▶ _Given task_: All of the lines below are to be printed again exactly; images are excluded from the output.

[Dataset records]
···

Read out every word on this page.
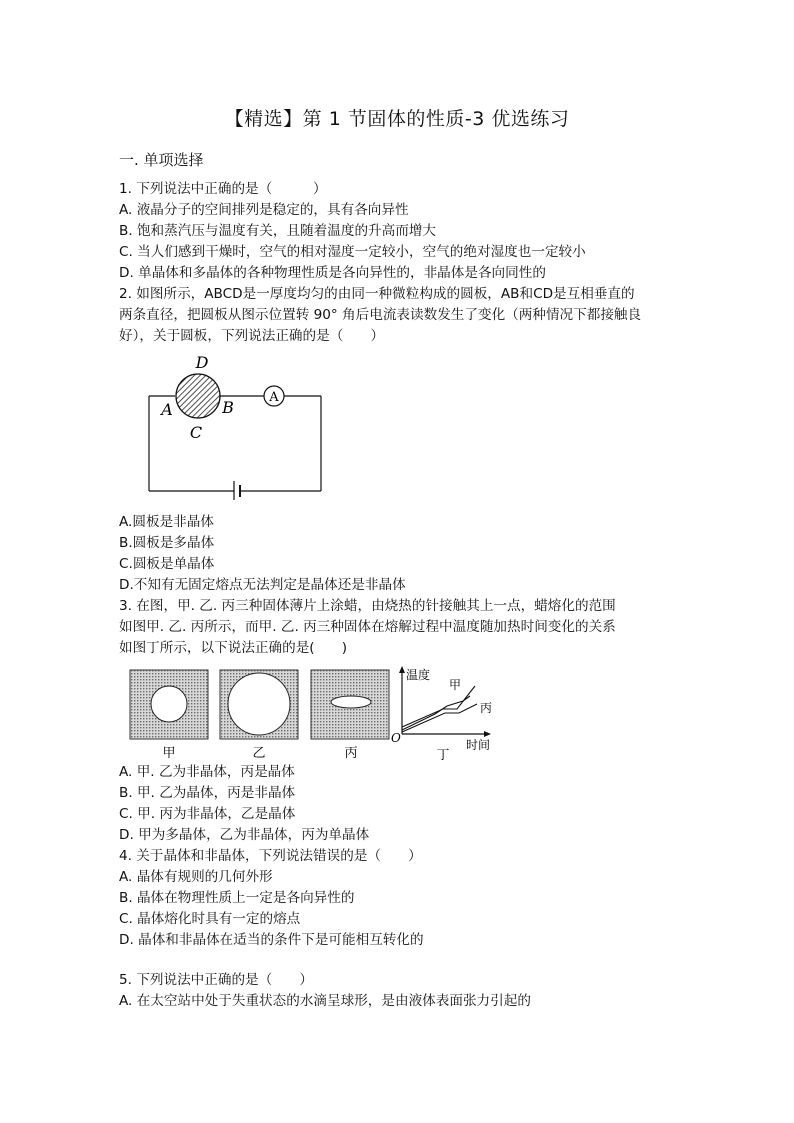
【精选】第 1 节固体的性质-3 优选练习
一. 单项选择
1. 下列说法中正确的是（　　　）
A. 液晶分子的空间排列是稳定的，具有各向异性
B. 饱和蒸汽压与温度有关，且随着温度的升高而增大
C. 当人们感到干燥时，空气的相对湿度一定较小，空气的绝对湿度也一定较小
D. 单晶体和多晶体的各种物理性质是各向异性的，非晶体是各向同性的
2. 如图所示，ABCD是一厚度均匀的由同一种微粒构成的圆板，AB和CD是互相垂直的
两条直径，把圆板从图示位置转 90° 角后电流表读数发生了变化（两种情况下都接触良
好），关于圆板，下列说法正确的是（　　）
A
D
A	B
C
A.圆板是非晶体
B.圆板是多晶体
C.圆板是单晶体
D.不知有无固定熔点无法判定是晶体还是非晶体
3. 在图，甲. 乙. 丙三种固体薄片上涂蜡，由烧热的针接触其上一点，蜡熔化的范围
如图甲. 乙. 丙所示，而甲. 乙. 丙三种固体在熔解过程中温度随加热时间变化的关系
如图丁所示，以下说法正确的是(　　)
温度
甲
丙
O	时间
甲	乙	丙	丁
A. 甲. 乙为非晶体，丙是晶体
B. 甲. 乙为晶体，丙是非晶体
C. 甲. 丙为非晶体，乙是晶体
D. 甲为多晶体，乙为非晶体，丙为单晶体
4. 关于晶体和非晶体，下列说法错误的是（　　）
A. 晶体有规则的几何外形
B. 晶体在物理性质上一定是各向异性的
C. 晶体熔化时具有一定的熔点
D. 晶体和非晶体在适当的条件下是可能相互转化的
5. 下列说法中正确的是（　　）
A. 在太空站中处于失重状态的水滴呈球形，是由液体表面张力引起的
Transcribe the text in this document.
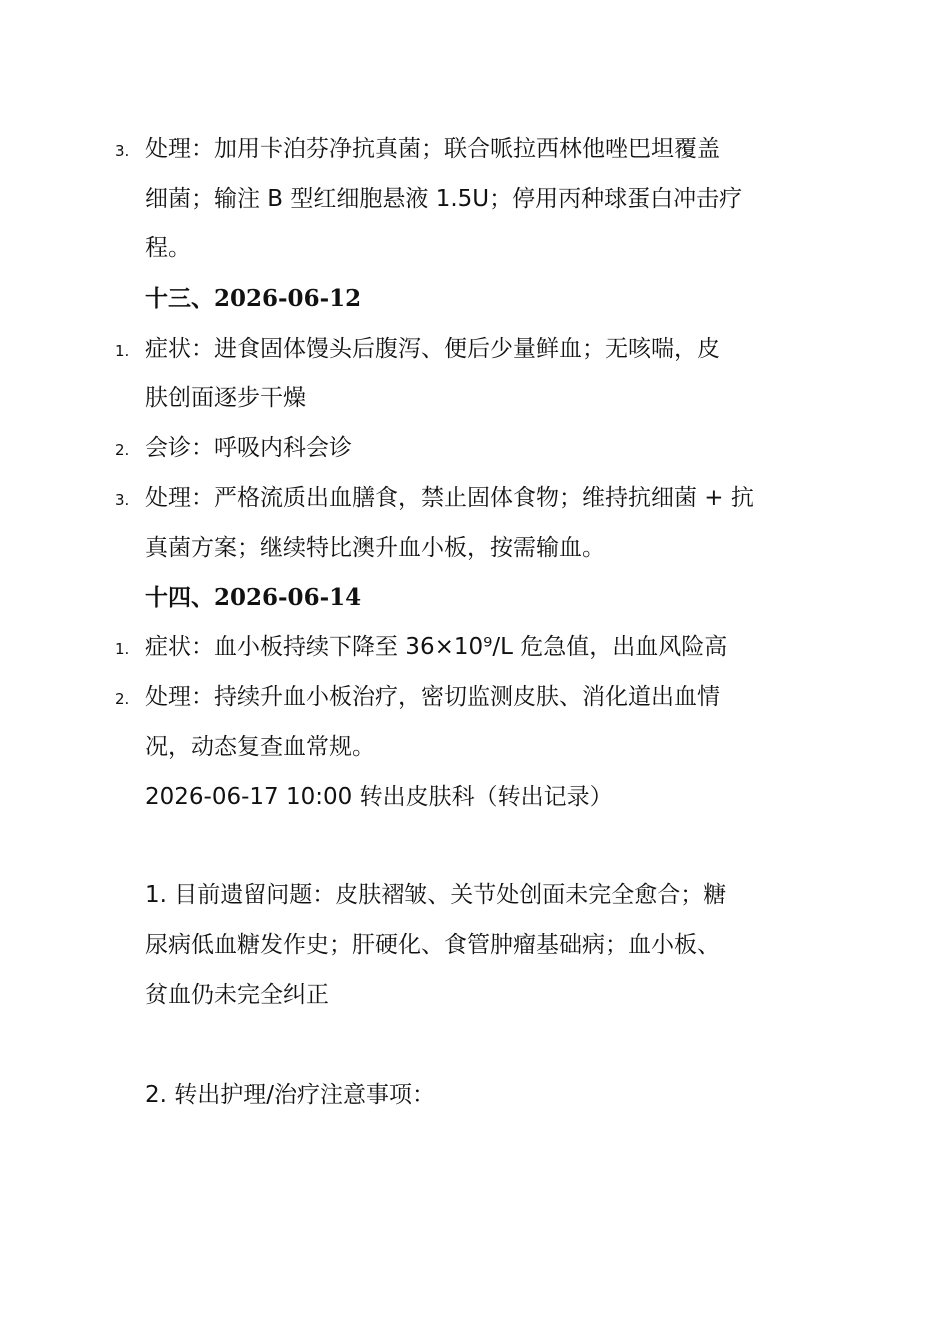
3. 处理：加用卡泊芬净抗真菌；联合哌拉西林他唑巴坦覆盖
细菌；输注 B 型红细胞悬液 1.5U；停用丙种球蛋白冲击疗
程。
十三、2026-06-12
1. 症状：进食固体馒头后腹泻、便后少量鲜血；无咳喘，皮
肤创面逐步干燥
2. 会诊：呼吸内科会诊
3. 处理：严格流质出血膳食，禁止固体食物；维持抗细菌 + 抗
真菌方案；继续特比澳升血小板，按需输血。
十四、2026-06-14
1. 症状：血小板持续下降至 36×10⁹/L 危急值，出血风险高
2. 处理：持续升血小板治疗，密切监测皮肤、消化道出血情
况，动态复查血常规。
2026-06-17 10:00 转出皮肤科（转出记录）
1. 目前遗留问题：皮肤褶皱、关节处创面未完全愈合；糖
尿病低血糖发作史；肝硬化、食管肿瘤基础病；血小板、
贫血仍未完全纠正
2. 转出护理/治疗注意事项：
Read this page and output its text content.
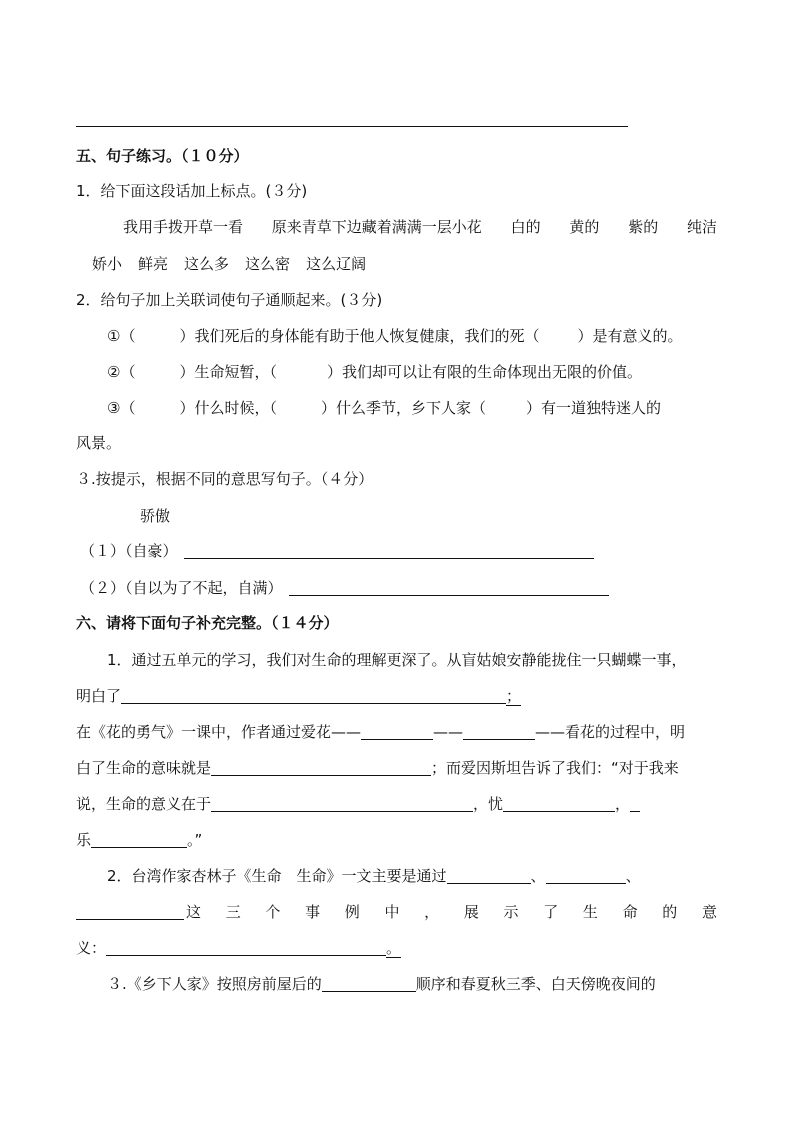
五、句子练习。（１０分）
1．给下面这段话加上标点。(３分)
我用手拨开草一看 原来青草下边藏着满满一层小花 白的 黄的 紫的 纯洁
娇小 鲜亮 这么多 这么密 这么辽阔
2．给句子加上关联词使句子通顺起来。(３分)
①（	）我们死后的身体能有助于他人恢复健康，我们的死（	）是有意义的。
②（	）生命短暂，（	）我们却可以让有限的生命体现出无限的价值。
③（	）什么时候，（	）什么季节，乡下人家（	）有一道独特迷人的
风景。
３.按提示，根据不同的意思写句子。（４分）
骄傲
（１）（自豪）
（２）（自以为了不起，自满）
六、请将下面句子补充完整。（１４分）
1．通过五单元的学习，我们对生命的理解更深了。从盲姑娘安静能拢住一只蝴蝶一事，
明白了	；
在《花的勇气》一课中，作者通过爱花——	——	——看花的过程中，明
白了生命的意味就是	；而爱因斯坦告诉了我们：“对于我来
说，生命的意义在于	，忧	，
乐	。”
2．台湾作家杏林子《生命　生命》一文主要是通过	、	、
这 三 个 事 例 中 ， 展 示 了 生 命 的 意
义：	。
３.《乡下人家》按照房前屋后的	顺序和春夏秋三季、白天傍晚夜间的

···

▶ _Exercise result_:
Read out every word on this page.
【精选】第 1 节固体的性质-3 优选练习
一. 单项选择
1. 下列说法中正确的是（　　　）
A. 液晶分子的空间排列是稳定的，具有各向异性
B. 饱和蒸汽压与温度有关，且随着温度的升高而增大
C. 当人们感到干燥时，空气的相对湿度一定较小，空气的绝对湿度也一定较小
D. 单晶体和多晶体的各种物理性质是各向异性的，非晶体是各向同性的
2. 如图所示，ABCD是一厚度均匀的由同一种微粒构成的圆板，AB和CD是互相垂直的
两条直径，把圆板从图示位置转 90° 角后电流表读数发生了变化（两种情况下都接触良
好），关于圆板，下列说法正确的是（　　）
A
D
A	B
C
A.圆板是非晶体
B.圆板是多晶体
C.圆板是单晶体
D.不知有无固定熔点无法判定是晶体还是非晶体
3. 在图，甲. 乙. 丙三种固体薄片上涂蜡，由烧热的针接触其上一点，蜡熔化的范围
如图甲. 乙. 丙所示，而甲. 乙. 丙三种固体在熔解过程中温度随加热时间变化的关系
如图丁所示，以下说法正确的是(　　)
温度
甲
丙
O	时间
甲	乙	丙	丁
A. 甲. 乙为非晶体，丙是晶体
B. 甲. 乙为晶体，丙是非晶体
C. 甲. 丙为非晶体，乙是晶体
D. 甲为多晶体，乙为非晶体，丙为单晶体
4. 关于晶体和非晶体，下列说法错误的是（　　）
A. 晶体有规则的几何外形
B. 晶体在物理性质上一定是各向异性的
C. 晶体熔化时具有一定的熔点
D. 晶体和非晶体在适当的条件下是可能相互转化的
5. 下列说法中正确的是（　　）
A. 在太空站中处于失重状态的水滴呈球形，是由液体表面张力引起的
Transcribe the text in this document.
3. 处理：加用卡泊芬净抗真菌；联合哌拉西林他唑巴坦覆盖
细菌；输注 B 型红细胞悬液 1.5U；停用丙种球蛋白冲击疗
程。
十三、2026-06-12
1. 症状：进食固体馒头后腹泻、便后少量鲜血；无咳喘，皮
肤创面逐步干燥
2. 会诊：呼吸内科会诊
3. 处理：严格流质出血膳食，禁止固体食物；维持抗细菌 + 抗
真菌方案；继续特比澳升血小板，按需输血。
十四、2026-06-14
1. 症状：血小板持续下降至 36×10⁹/L 危急值，出血风险高
2. 处理：持续升血小板治疗，密切监测皮肤、消化道出血情
况，动态复查血常规。
2026-06-17 10:00 转出皮肤科（转出记录）
1. 目前遗留问题：皮肤褶皱、关节处创面未完全愈合；糖
尿病低血糖发作史；肝硬化、食管肿瘤基础病；血小板、
贫血仍未完全纠正
2. 转出护理/治疗注意事项：
Read this page and output its text content.
五、句子练习。（１０分）
1．给下面这段话加上标点。(３分)
我用手拨开草一看 原来青草下边藏着满满一层小花 白的 黄的 紫的 纯洁
娇小 鲜亮 这么多 这么密 这么辽阔
2．给句子加上关联词使句子通顺起来。(３分)
①（	）我们死后的身体能有助于他人恢复健康，我们的死（	）是有意义的。
②（	）生命短暂，（	）我们却可以让有限的生命体现出无限的价值。
③（	）什么时候，（	）什么季节，乡下人家（	）有一道独特迷人的
风景。
３.按提示，根据不同的意思写句子。（４分）
骄傲
（１）（自豪）
（２）（自以为了不起，自满）
六、请将下面句子补充完整。（１４分）
1．通过五单元的学习，我们对生命的理解更深了。从盲姑娘安静能拢住一只蝴蝶一事，
明白了	；
在《花的勇气》一课中，作者通过爱花——	——	——看花的过程中，明
白了生命的意味就是	；而爱因斯坦告诉了我们：“对于我来
说，生命的意义在于	，忧	，
乐	。”
2．台湾作家杏林子《生命　生命》一文主要是通过	、	、
这 三 个 事 例 中 ， 展 示 了 生 命 的 意
义：	。
３.《乡下人家》按照房前屋后的	顺序和春夏秋三季、白天傍晚夜间的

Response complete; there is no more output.